(Stored records)
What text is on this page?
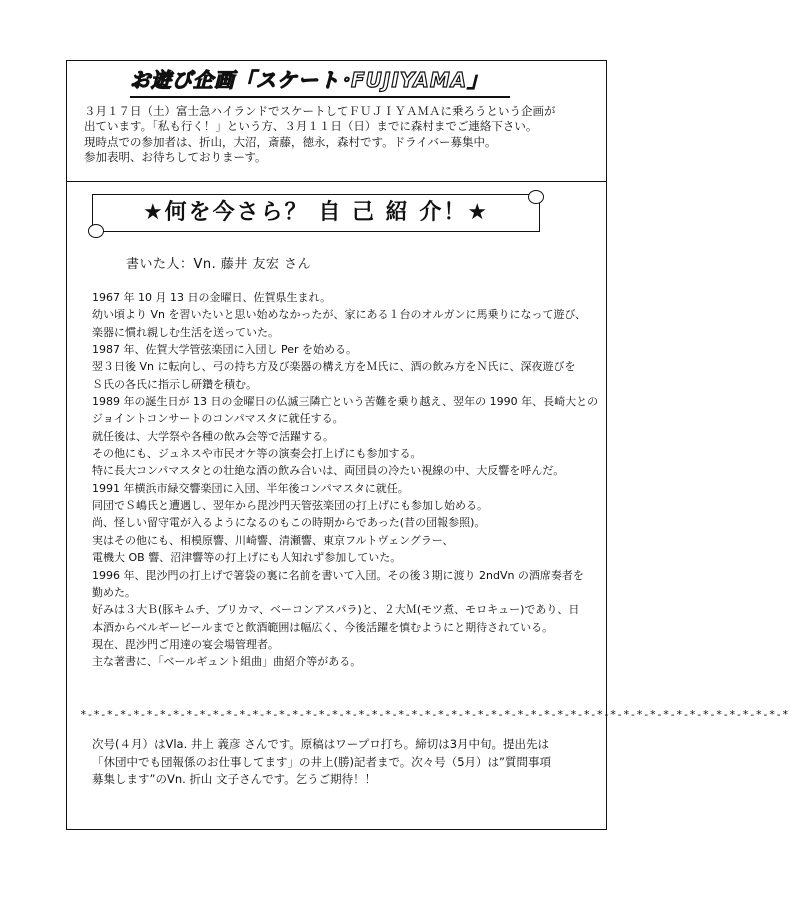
お遊び企画「スケート･FUJIYAMA」
３月１７日（土）富士急ハイランドでスケートしてＦＵＪＩＹＡＭＡに乗ろうという企画が
出ています。「私も行く！」という方、３月１１日（日）までに森村までご連絡下さい。
現時点での参加者は、折山，大沼，斎藤，徳永，森村です。ドライバー募集中。
参加表明、お待ちしておりまーす。
★何を今さら？ 自 己 紹 介！★
書いた人：Vn. 藤井 友宏 さん
1967 年 10 月 13 日の金曜日、佐賀県生まれ。
幼い頃より Vn を習いたいと思い始めなかったが、家にある１台のオルガンに馬乗りになって遊び、
楽器に慣れ親しむ生活を送っていた。
1987 年、佐賀大学管弦楽団に入団し Per を始める。
翌３日後 Vn に転向し、弓の持ち方及び楽器の構え方をＭ氏に、酒の飲み方をＮ氏に、深夜遊びを
Ｓ氏の各氏に指示し研鑽を積む。
1989 年の誕生日が 13 日の金曜日の仏滅三隣亡という苦難を乗り越え、翌年の 1990 年、長崎大との
ジョイントコンサートのコンパマスタに就任する。
就任後は、大学祭や各種の飲み会等で活躍する。
その他にも、ジュネスや市民オケ等の演奏会打上げにも参加する。
特に長大コンパマスタとの壮絶な酒の飲み合いは、両団員の冷たい視線の中、大反響を呼んだ。
1991 年横浜市緑交響楽団に入団、半年後コンパマスタに就任。
同団でＳ嶋氏と遭遇し、翌年から毘沙門天管弦楽団の打上げにも参加し始める。
尚、怪しい留守電が入るようになるのもこの時期からであった(昔の団報参照)。
実はその他にも、相模原響、川崎響、清瀬響、東京フルトヴェングラー、
電機大 OB 響、沼津響等の打上げにも人知れず参加していた。
1996 年、毘沙門の打上げで箸袋の裏に名前を書いて入団。その後３期に渡り 2ndVn の酒席奏者を
勤めた。
好みは３大Ｂ(豚キムチ、ブリカマ、ベーコンアスパラ)と、２大Ｍ(モツ煮、モロキュー)であり、日
本酒からベルギービールまでと飲酒範囲は幅広く、今後活躍を慎むようにと期待されている。
現在、毘沙門ご用達の宴会場管理者。
主な著書に、「ベールギュント組曲」曲紹介等がある。
*-*-*-*-*-*-*-*-*-*-*-*-*-*-*-*-*-*-*-*-*-*-*-*-*-*-*-*-*-*-*-*-*-*-*-*-*-*-*-*-*-*-*-*-*-*-*-*-*-*-*-*-*-*
次号(４月）はVla. 井上 義彦 さんです。原稿はワープロ打ち。締切は3月中旬。提出先は
「休団中でも団報係のお仕事してます」の井上(勝)記者まで。次々号（5月）は”質問事項
募集します”のVn. 折山 文子さんです。乞うご期待！！
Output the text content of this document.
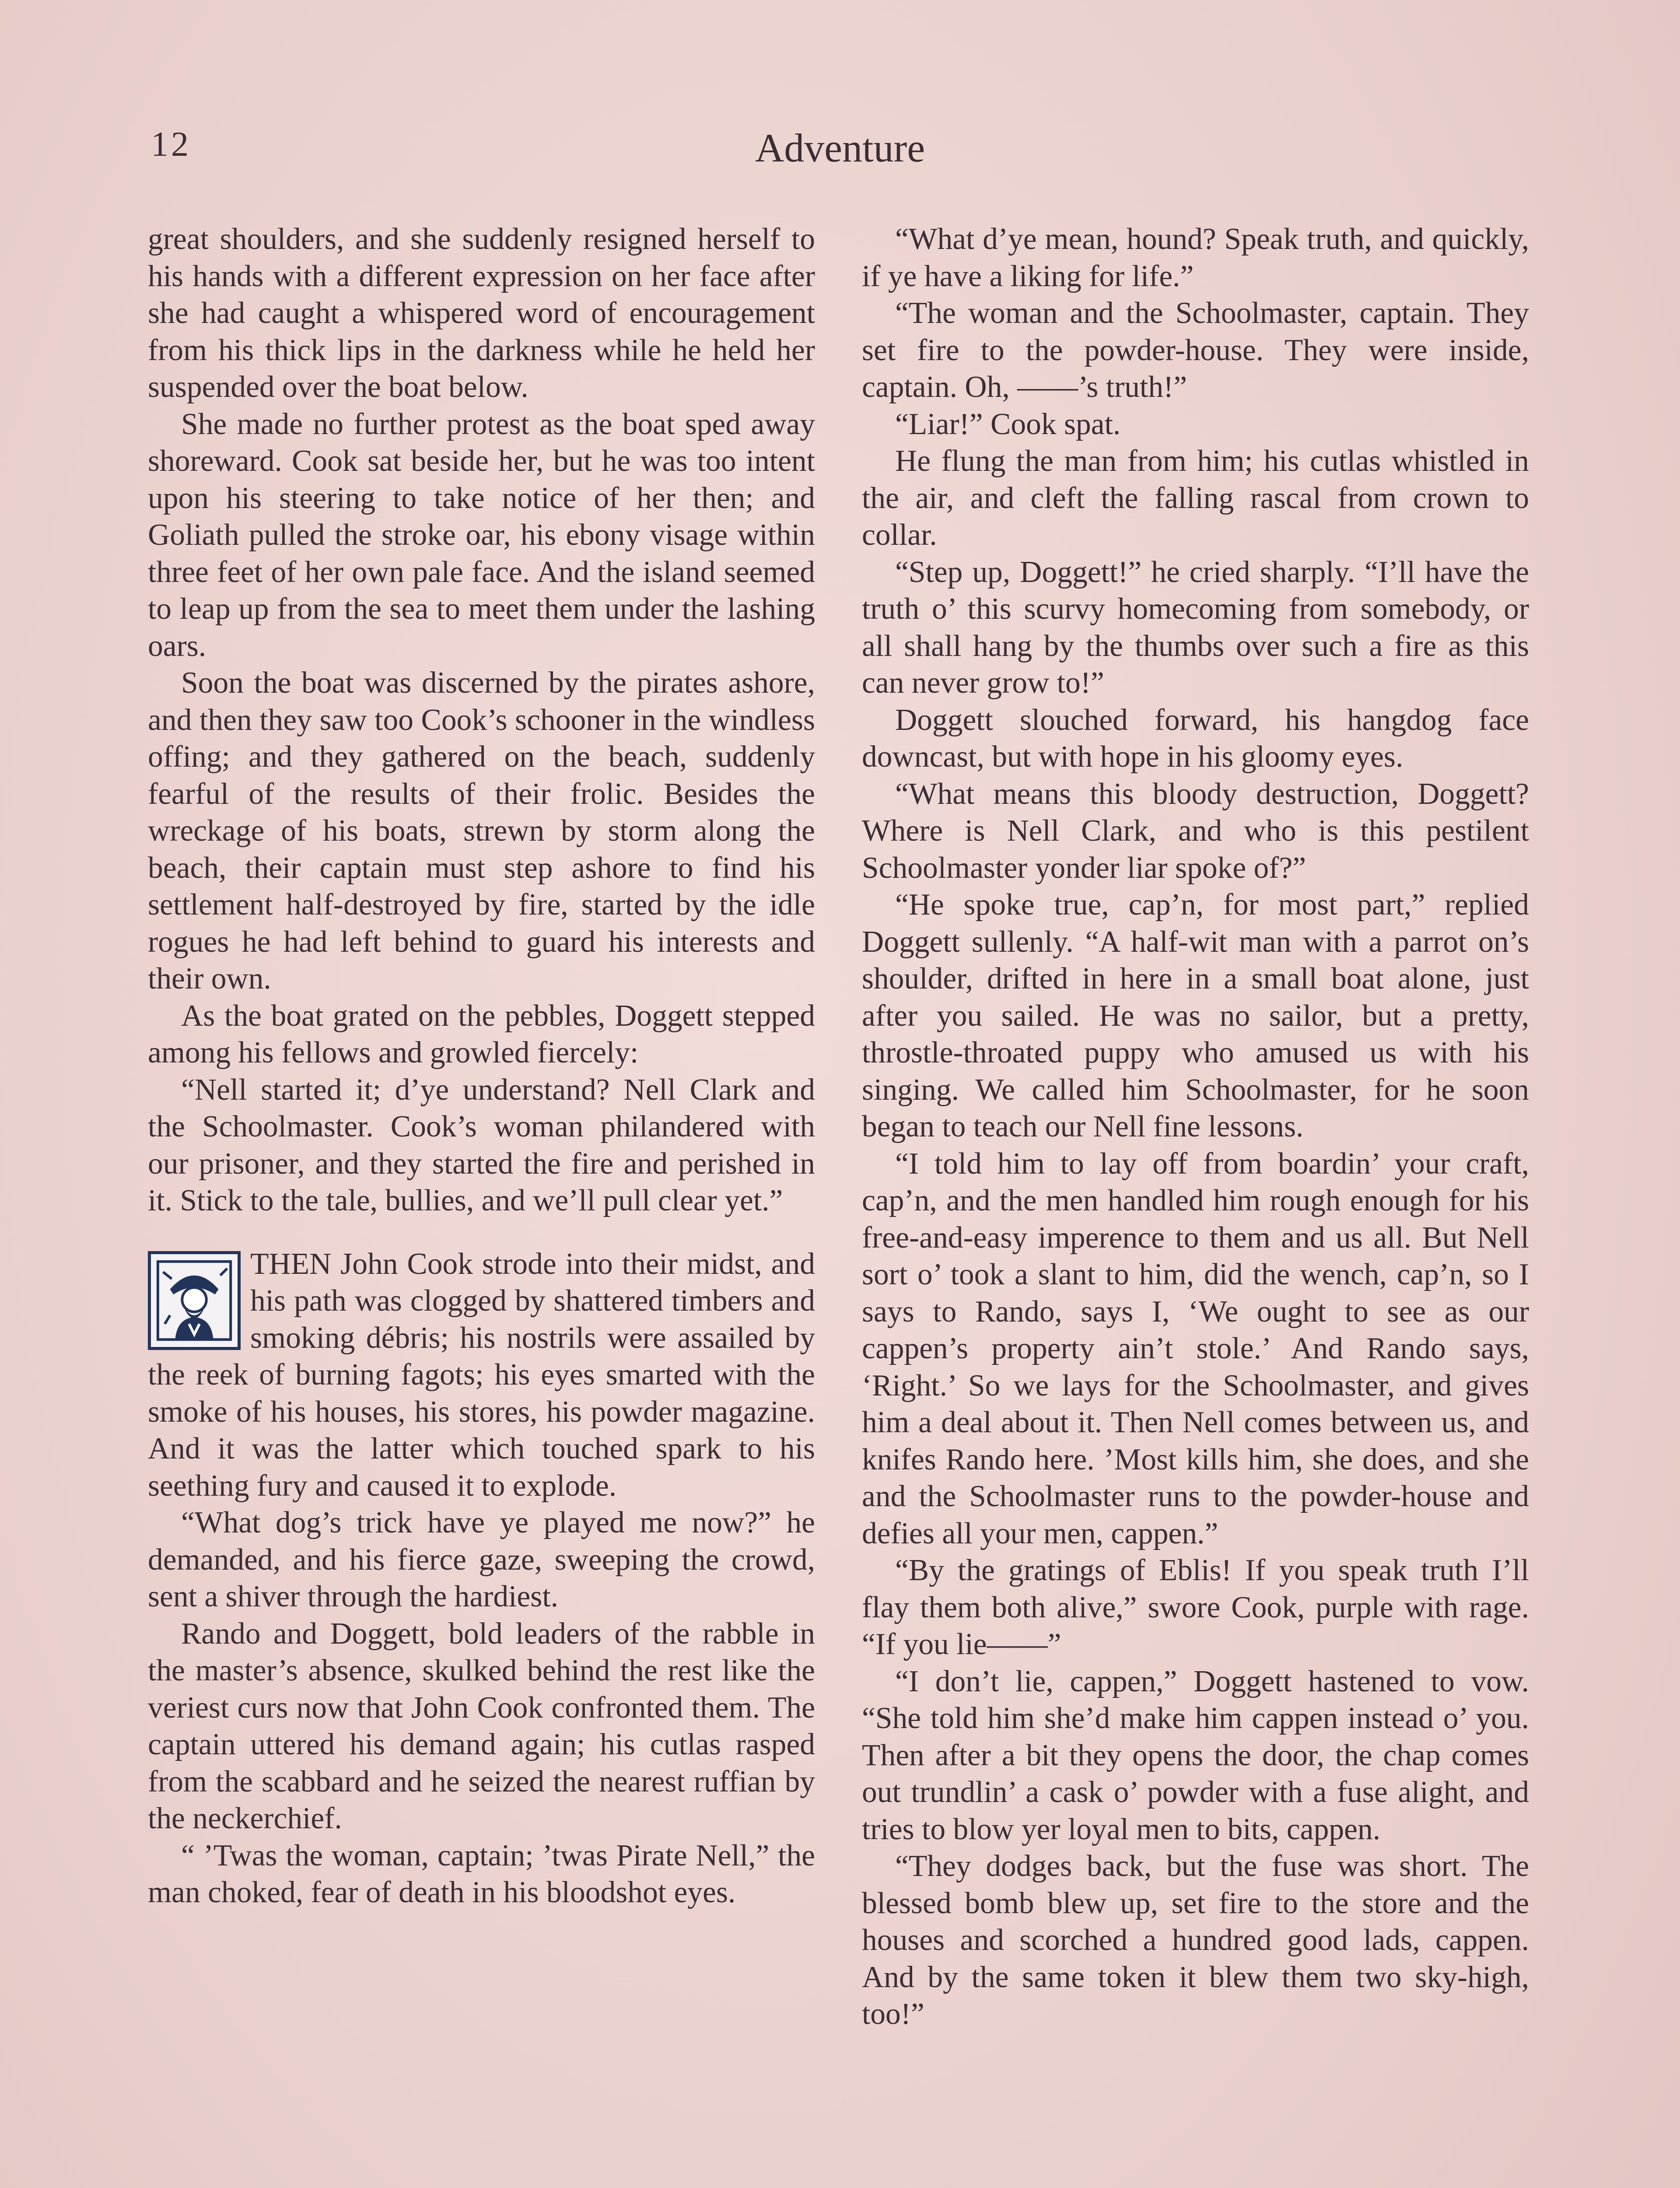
12	Adventure

great shoulders, and she suddenly resigned herself to his hands with a different expression on her face after she had caught a whispered word of encouragement from his thick lips in the darkness while he held her suspended over the boat below.

She made no further protest as the boat sped away shoreward. Cook sat beside her, but he was too intent upon his steering to take notice of her then; and Goliath pulled the stroke oar, his ebony visage within three feet of her own pale face. And the island seemed to leap up from the sea to meet them under the lashing oars.

Soon the boat was discerned by the pirates ashore, and then they saw too Cook’s schooner in the windless offing; and they gathered on the beach, suddenly fearful of the results of their frolic. Besides the wreckage of his boats, strewn by storm along the beach, their captain must step ashore to find his settlement half-destroyed by fire, started by the idle rogues he had left behind to guard his interests and their own.

As the boat grated on the pebbles, Doggett stepped among his fellows and growled fiercely:

“Nell started it; d’ye understand? Nell Clark and the Schoolmaster. Cook’s woman philandered with our prisoner, and they started the fire and perished in it. Stick to the tale, bullies, and we’ll pull clear yet.”

THEN John Cook strode into their midst, and his path was clogged by shattered timbers and smoking débris; his nostrils were assailed by the reek of burning fagots; his eyes smarted with the smoke of his houses, his stores, his powder magazine. And it was the latter which touched spark to his seething fury and caused it to explode.

“What dog’s trick have ye played me now?” he demanded, and his fierce gaze, sweeping the crowd, sent a shiver through the hardiest.

Rando and Doggett, bold leaders of the rabble in the master’s absence, skulked behind the rest like the veriest curs now that John Cook confronted them. The captain uttered his demand again; his cutlas rasped from the scabbard and he seized the nearest ruffian by the neckerchief.

“ ’Twas the woman, captain; ’twas Pirate Nell,” the man choked, fear of death in his bloodshot eyes.

“What d’ye mean, hound? Speak truth, and quickly, if ye have a liking for life.”

“The woman and the Schoolmaster, captain. They set fire to the powder-house. They were inside, captain. Oh, ——’s truth!”

“Liar!” Cook spat.

He flung the man from him; his cutlas whistled in the air, and cleft the falling rascal from crown to collar.

“Step up, Doggett!” he cried sharply. “I’ll have the truth o’ this scurvy homecoming from somebody, or all shall hang by the thumbs over such a fire as this can never grow to!”

Doggett slouched forward, his hangdog face downcast, but with hope in his gloomy eyes.

“What means this bloody destruction, Doggett? Where is Nell Clark, and who is this pestilent Schoolmaster yonder liar spoke of?”

“He spoke true, cap’n, for most part,” replied Doggett sullenly. “A half-wit man with a parrot on’s shoulder, drifted in here in a small boat alone, just after you sailed. He was no sailor, but a pretty, throstle-throated puppy who amused us with his singing. We called him Schoolmaster, for he soon began to teach our Nell fine lessons.

“I told him to lay off from boardin’ your craft, cap’n, and the men handled him rough enough for his free-and-easy imperence to them and us all. But Nell sort o’ took a slant to him, did the wench, cap’n, so I says to Rando, says I, ‘We ought to see as our cappen’s property ain’t stole.’ And Rando says, ‘Right.’ So we lays for the Schoolmaster, and gives him a deal about it. Then Nell comes between us, and knifes Rando here. ’Most kills him, she does, and she and the Schoolmaster runs to the powder-house and defies all your men, cappen.”

“By the gratings of Eblis! If you speak truth I’ll flay them both alive,” swore Cook, purple with rage. “If you lie——”

“I don’t lie, cappen,” Doggett hastened to vow. “She told him she’d make him cappen instead o’ you. Then after a bit they opens the door, the chap comes out trundlin’ a cask o’ powder with a fuse alight, and tries to blow yer loyal men to bits, cappen.

“They dodges back, but the fuse was short. The blessed bomb blew up, set fire to the store and the houses and scorched a hundred good lads, cappen. And by the same token it blew them two sky-high, too!”
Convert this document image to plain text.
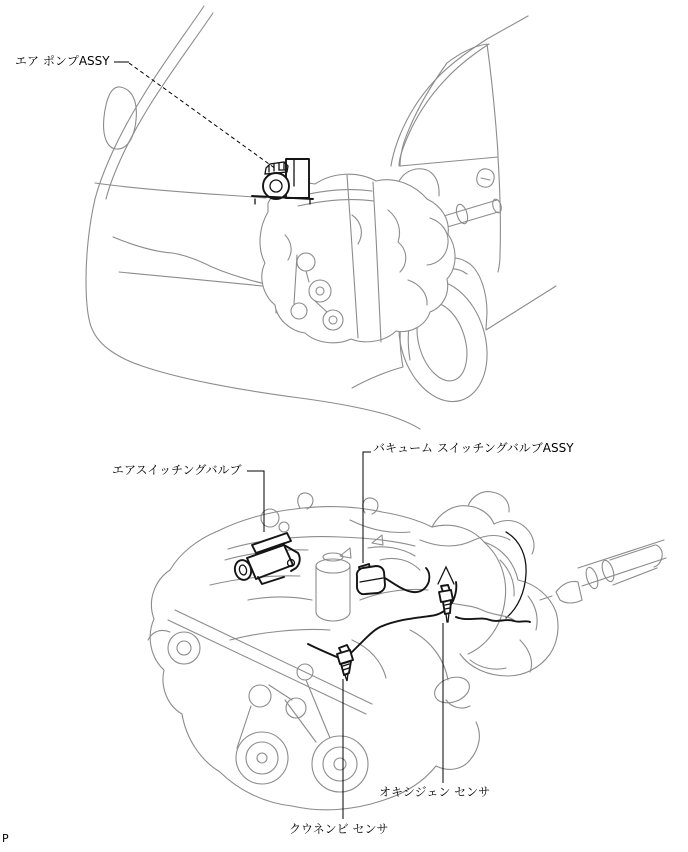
エア ポンプASSY
バキューム スイッチングバルブASSY
エアスイッチングバルブ
オキシジェン センサ
クウネンビ センサ
P
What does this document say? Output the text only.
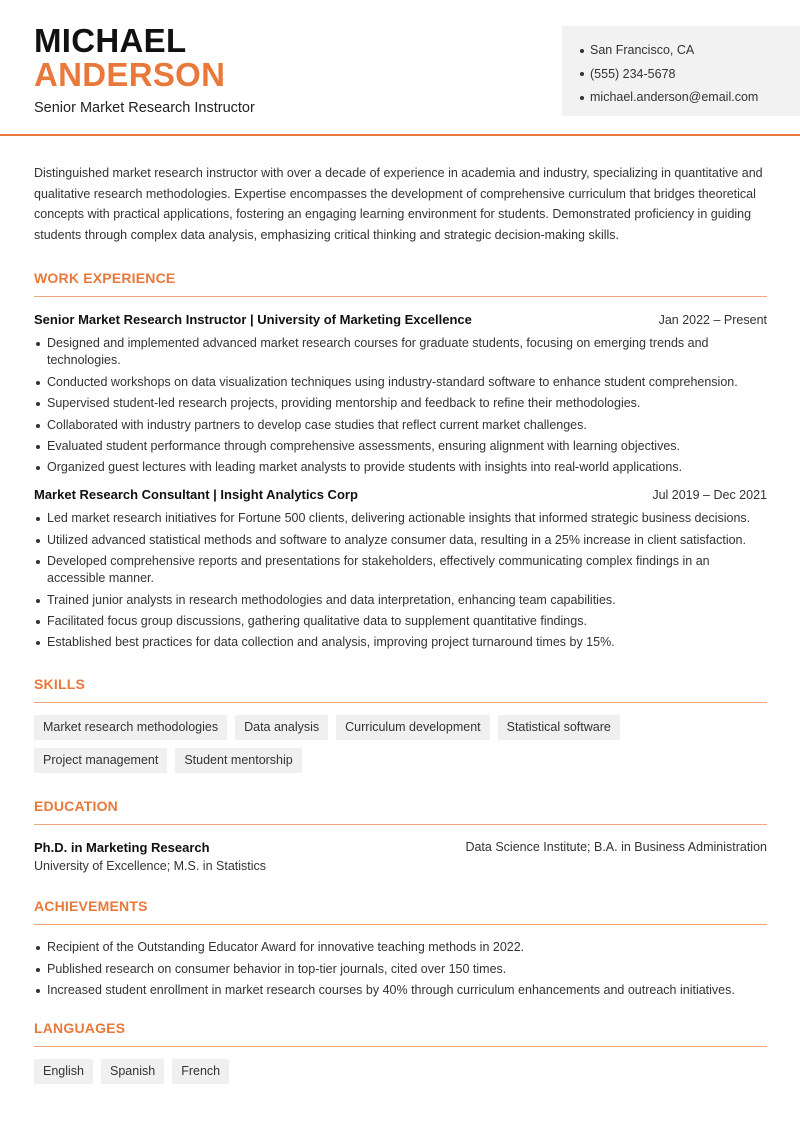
MICHAEL
ANDERSON
Senior Market Research Instructor
San Francisco, CA
(555) 234-5678
michael.anderson@email.com

Distinguished market research instructor with over a decade of experience in academia and industry, specializing in quantitative and qualitative research methodologies. Expertise encompasses the development of comprehensive curriculum that bridges theoretical concepts with practical applications, fostering an engaging learning environment for students. Demonstrated proficiency in guiding students through complex data analysis, emphasizing critical thinking and strategic decision-making skills.

WORK EXPERIENCE
Senior Market Research Instructor | University of Marketing Excellence	Jan 2022 – Present
Designed and implemented advanced market research courses for graduate students, focusing on emerging trends and technologies.
Conducted workshops on data visualization techniques using industry-standard software to enhance student comprehension.
Supervised student-led research projects, providing mentorship and feedback to refine their methodologies.
Collaborated with industry partners to develop case studies that reflect current market challenges.
Evaluated student performance through comprehensive assessments, ensuring alignment with learning objectives.
Organized guest lectures with leading market analysts to provide students with insights into real-world applications.
Market Research Consultant | Insight Analytics Corp	Jul 2019 – Dec 2021
Led market research initiatives for Fortune 500 clients, delivering actionable insights that informed strategic business decisions.
Utilized advanced statistical methods and software to analyze consumer data, resulting in a 25% increase in client satisfaction.
Developed comprehensive reports and presentations for stakeholders, effectively communicating complex findings in an accessible manner.
Trained junior analysts in research methodologies and data interpretation, enhancing team capabilities.
Facilitated focus group discussions, gathering qualitative data to supplement quantitative findings.
Established best practices for data collection and analysis, improving project turnaround times by 15%.
SKILLS
Market research methodologies	Data analysis	Curriculum development	Statistical software
Project management	Student mentorship
EDUCATION
Ph.D. in Marketing Research	Data Science Institute; B.A. in Business Administration
University of Excellence; M.S. in Statistics
ACHIEVEMENTS
Recipient of the Outstanding Educator Award for innovative teaching methods in 2022.
Published research on consumer behavior in top-tier journals, cited over 150 times.
Increased student enrollment in market research courses by 40% through curriculum enhancements and outreach initiatives.
LANGUAGES
English	Spanish	French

▶ Aim:
Scan the listing above. Collect all lines with the word "findings".

▶ Answer below:
Developed comprehensive reports and presentations for stakeholders, effectively communicating complex findings in an accessible manner.
Facilitated focus group discussions, gathering qualitative data to supplement quantitative findings.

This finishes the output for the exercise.